* 所给文章
******

OpenCV与图像处理(五)
本章节的主要内容图像特征提取:HOG、Haar、LBP。
以下代码均在python3.6,opencv4.2.0环境下试了跑一遍,可直接运行。
最常用的三种传统的图像特征提取算法分别为Haar特征、LBP特征及HOG特征,三种特征描述了三种不同的局部信息:
1、 HOG描述的则是图像在局部范围内对应的形状边缘梯度信息。
2、 Haar描述的是图像在局部范围内像素值明暗变换信息。
3、 LBP描述的是图像在局部范围内对应的纹理信息。
1、HOG特征提取
在一副图像中,局部目标的表象和形状能够被梯度或边缘的方向密度分布很好地描述。本质:梯度主要存在于边缘的地方。
HOG特征的提取过程:
(1)Gamma校正,进行归一化:输入图像进行校正,常见的系数在2.5左右。主要是为了补偿显示器带来的灰度偏差,降低局部阴影及背景因素的影响。
(2)图像转灰度。
(3)计算图像的梯度与方向,可以使用Sobel算子实现,最终得到图像的梯度振幅与角度。
(4)将图像划分为小细胞单元cells,例如:8x8的小网格,对每个cells做梯度方向权重直方图统计,形成每个cell的descriptor。
(5)块描述子:将每几个cell组成一个block,例如:将2x2的网格单元组合成为一个大的块(Block),主要是将每个Cell的直方图合并为一个大block的直方图向量,block内归一化梯度直方图。一个block内所有cell的特征descriptor串联起来便得到该block的HOG特征descriptor。对每个block的descriptor做归一化处理,常见的归一化处理为L2-norm或者L1-norm将图像image内的所有归一化处理的block的HOG特征descriptor串联起来就可以得到该image的HOG特征descriptor了,这个descriptor就是最终的可供分类使用的特征向量了。
代码实战:
# coding:utf-8
import cv2
import numpy as np
import math
import matplotlib.pyplot as plt
class Hog_descriptor():
#---------------------------#
# 初始化
# cell_size每个细胞单元的像素数
# bin_size表示把360分为多少边
#---------------------------#
def __init__(self, img, cell_size=16, bin_size=8):
self.img = img
# self.img = np.sqrt(img / np.max(img))
# self.img = np.sqrt(img / float(np.max(img)))
self.img = np.sqrt(img*1.0 / float(np.max(img)))
self.img = img * 255
self.cell_size = cell_size
self.bin_size = bin_size
self.angle_unit = 360 / self.bin_size
assert type(self.bin_size) == int, "bin_size should be integer,"
assert type(self.cell_size) == int, "cell_size should be integer,"
assert 360 % self.bin_size == 0, "bin_size should be divisible by 360"
#---------------------------#
# 获取hog向量和图片
#---------------------------#
def extract(self):
# 获得原图的shape
height, width = self.img.shape
# 计算原图的梯度大小
gradient_magnitude, gradient_angle = self.global_gradient()
gradient_magnitude = abs(gradient_magnitude)
# cell_gradient_vector用来保存每个细胞的梯度向量
cell_gradient_vector = np.zeros((int(height / self.cell_size), int(width / self.cell_size), self.bin_size))
height_cell,width_cell,_ = np.shape(cell_gradient_vector)

******

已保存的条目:

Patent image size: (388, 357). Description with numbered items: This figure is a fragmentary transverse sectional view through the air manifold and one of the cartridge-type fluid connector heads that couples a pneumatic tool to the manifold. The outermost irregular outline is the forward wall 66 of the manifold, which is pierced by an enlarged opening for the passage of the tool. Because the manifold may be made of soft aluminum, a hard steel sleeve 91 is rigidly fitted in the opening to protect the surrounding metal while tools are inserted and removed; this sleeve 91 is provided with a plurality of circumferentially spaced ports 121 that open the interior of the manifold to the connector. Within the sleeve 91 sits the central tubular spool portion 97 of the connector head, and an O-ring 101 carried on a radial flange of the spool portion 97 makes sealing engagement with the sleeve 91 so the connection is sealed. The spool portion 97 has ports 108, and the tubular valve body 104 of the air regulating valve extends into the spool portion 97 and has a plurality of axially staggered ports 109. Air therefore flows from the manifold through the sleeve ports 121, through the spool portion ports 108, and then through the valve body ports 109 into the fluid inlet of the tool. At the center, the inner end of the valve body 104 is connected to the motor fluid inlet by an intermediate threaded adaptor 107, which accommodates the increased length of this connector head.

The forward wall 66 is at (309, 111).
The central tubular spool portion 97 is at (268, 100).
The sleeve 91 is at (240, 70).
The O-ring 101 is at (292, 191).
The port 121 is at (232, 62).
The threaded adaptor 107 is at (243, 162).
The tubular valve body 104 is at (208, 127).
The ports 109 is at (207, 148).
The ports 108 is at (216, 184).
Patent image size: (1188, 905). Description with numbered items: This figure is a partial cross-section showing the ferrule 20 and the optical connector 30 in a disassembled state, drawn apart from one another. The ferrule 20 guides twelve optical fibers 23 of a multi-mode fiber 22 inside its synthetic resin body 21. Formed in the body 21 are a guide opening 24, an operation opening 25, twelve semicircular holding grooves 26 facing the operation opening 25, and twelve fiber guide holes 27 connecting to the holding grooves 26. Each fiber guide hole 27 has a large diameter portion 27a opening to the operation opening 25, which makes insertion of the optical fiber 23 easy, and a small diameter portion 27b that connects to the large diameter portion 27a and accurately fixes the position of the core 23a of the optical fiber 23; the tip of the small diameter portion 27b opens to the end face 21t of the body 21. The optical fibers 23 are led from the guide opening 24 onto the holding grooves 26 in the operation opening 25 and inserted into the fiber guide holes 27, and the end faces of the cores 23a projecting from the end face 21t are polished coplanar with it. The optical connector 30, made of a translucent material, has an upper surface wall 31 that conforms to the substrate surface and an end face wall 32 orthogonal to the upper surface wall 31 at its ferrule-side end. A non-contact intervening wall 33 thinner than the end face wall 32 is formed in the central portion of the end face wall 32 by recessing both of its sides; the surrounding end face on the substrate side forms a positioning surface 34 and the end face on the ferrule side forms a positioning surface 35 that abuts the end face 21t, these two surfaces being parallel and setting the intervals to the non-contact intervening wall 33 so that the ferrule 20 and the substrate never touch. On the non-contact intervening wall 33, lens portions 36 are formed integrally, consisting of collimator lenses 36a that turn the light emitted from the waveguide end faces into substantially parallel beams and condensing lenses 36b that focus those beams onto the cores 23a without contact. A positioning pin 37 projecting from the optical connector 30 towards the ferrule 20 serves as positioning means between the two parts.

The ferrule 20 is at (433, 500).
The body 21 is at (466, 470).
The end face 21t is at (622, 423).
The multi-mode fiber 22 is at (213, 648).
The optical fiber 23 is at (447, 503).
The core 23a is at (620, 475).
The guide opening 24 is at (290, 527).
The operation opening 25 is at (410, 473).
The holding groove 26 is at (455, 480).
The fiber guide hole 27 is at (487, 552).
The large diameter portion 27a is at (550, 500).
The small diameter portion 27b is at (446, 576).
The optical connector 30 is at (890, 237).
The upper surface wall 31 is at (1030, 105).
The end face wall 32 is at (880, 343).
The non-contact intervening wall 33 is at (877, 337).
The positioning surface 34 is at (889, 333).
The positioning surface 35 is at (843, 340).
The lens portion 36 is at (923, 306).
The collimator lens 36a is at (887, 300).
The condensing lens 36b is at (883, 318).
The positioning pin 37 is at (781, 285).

******

* 任务要求
请把文章中以"(5)块描述子"开头的段落改写得更简短,或改成条目列表,保留其主要事实。

* 答案如下
- 将若干个 cell 组成一个 block,例如把 2x2 的网格单元合成一个大块。
- 把各 cell 的直方图合并为该 block 的直方图向量,并在 block 内对梯度直方图做归一化。
- 将 block 内所有 cell 的特征 descriptor 串联起来,得到该 block 的 HOG 特征 descriptor。
- 对每个 block 的 descriptor 做归一化,常用 L2-norm 或 L1-norm。
- 把图像中所有经过归一化的 block 的 HOG 特征 descriptor 串联起来,得到整幅图像的 HOG 特征 descriptor,即最终可供分类使用的特征向量。